Stored items from a collection:
══════════════════════════════

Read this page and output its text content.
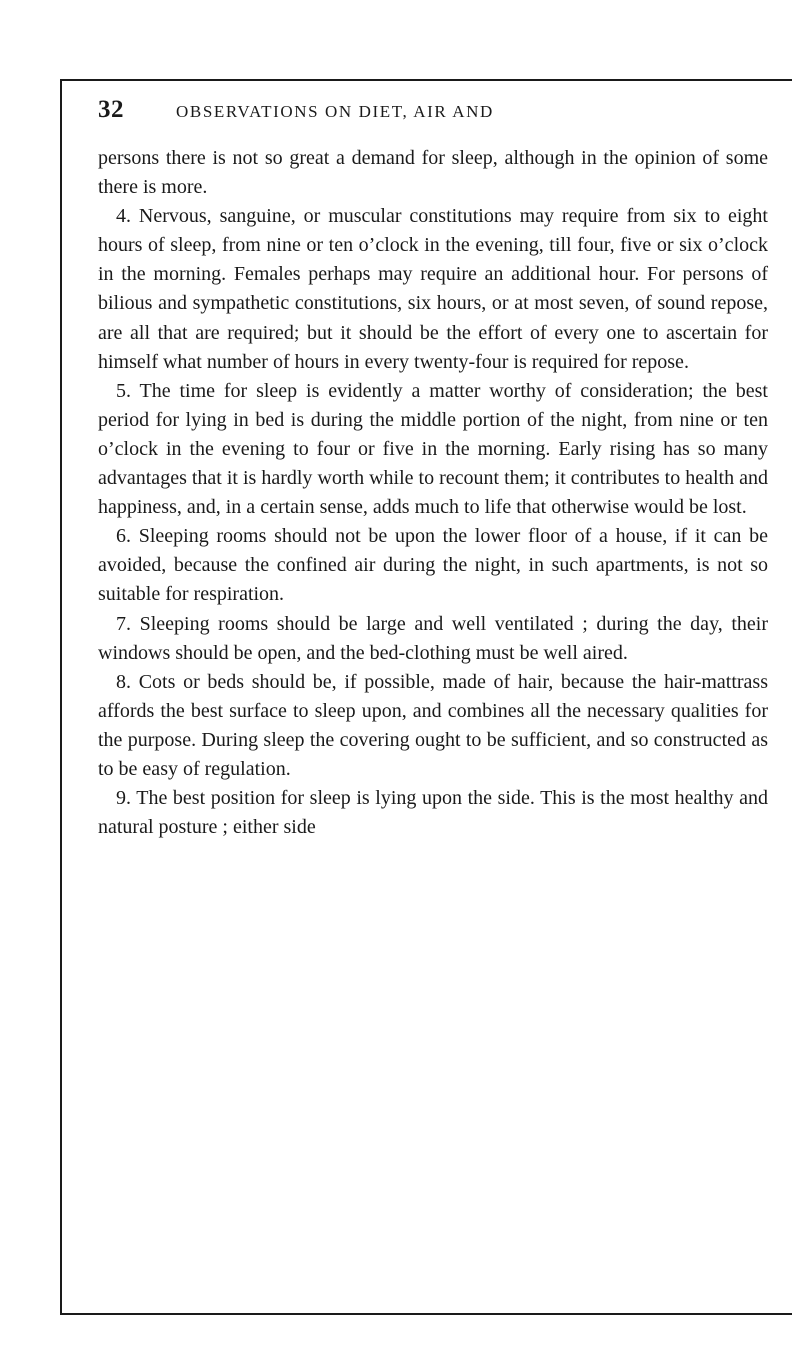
32	OBSERVATIONS ON DIET, AIR AND

persons there is not so great a demand for sleep, although in the opinion of some there is more.

4. Nervous, sanguine, or muscular constitutions may require from six to eight hours of sleep, from nine or ten o’clock in the evening, till four, five or six o’clock in the morning. Females perhaps may require an additional hour. For persons of bilious and sympathetic constitutions, six hours, or at most seven, of sound repose, are all that are required; but it should be the effort of every one to ascertain for himself what number of hours in every twenty-four is required for repose.

5. The time for sleep is evidently a matter worthy of consideration; the best period for lying in bed is during the middle portion of the night, from nine or ten o’clock in the evening to four or five in the morning. Early rising has so many advantages that it is hardly worth while to recount them; it contributes to health and happiness, and, in a certain sense, adds much to life that otherwise would be lost.

6. Sleeping rooms should not be upon the lower floor of a house, if it can be avoided, because the confined air during the night, in such apartments, is not so suitable for respiration.

7. Sleeping rooms should be large and well ventilated ; during the day, their windows should be open, and the bed-clothing must be well aired.

8. Cots or beds should be, if possible, made of hair, because the hair-mattrass affords the best surface to sleep upon, and combines all the necessary qualities for the purpose. During sleep the covering ought to be sufficient, and so constructed as to be easy of regulation.

9. The best position for sleep is lying upon the side. This is the most healthy and natural posture ; either side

══════════════════════════════

(What to work on) Identify and copy lines that hold the string "upon".

(Solution)
6. Sleeping rooms should not be upon the lower floor of a house, if it can be avoided, because the confined air during the night, in such apartments, is not so suitable for respiration.
8. Cots or beds should be, if possible, made of hair, because the hair-mattrass affords the best surface to sleep upon, and combines all the necessary qualities for the purpose. During sleep the covering ought to be sufficient, and so constructed as to be easy of regulation.
9. The best position for sleep is lying upon the side. This is the most healthy and natural posture ; either side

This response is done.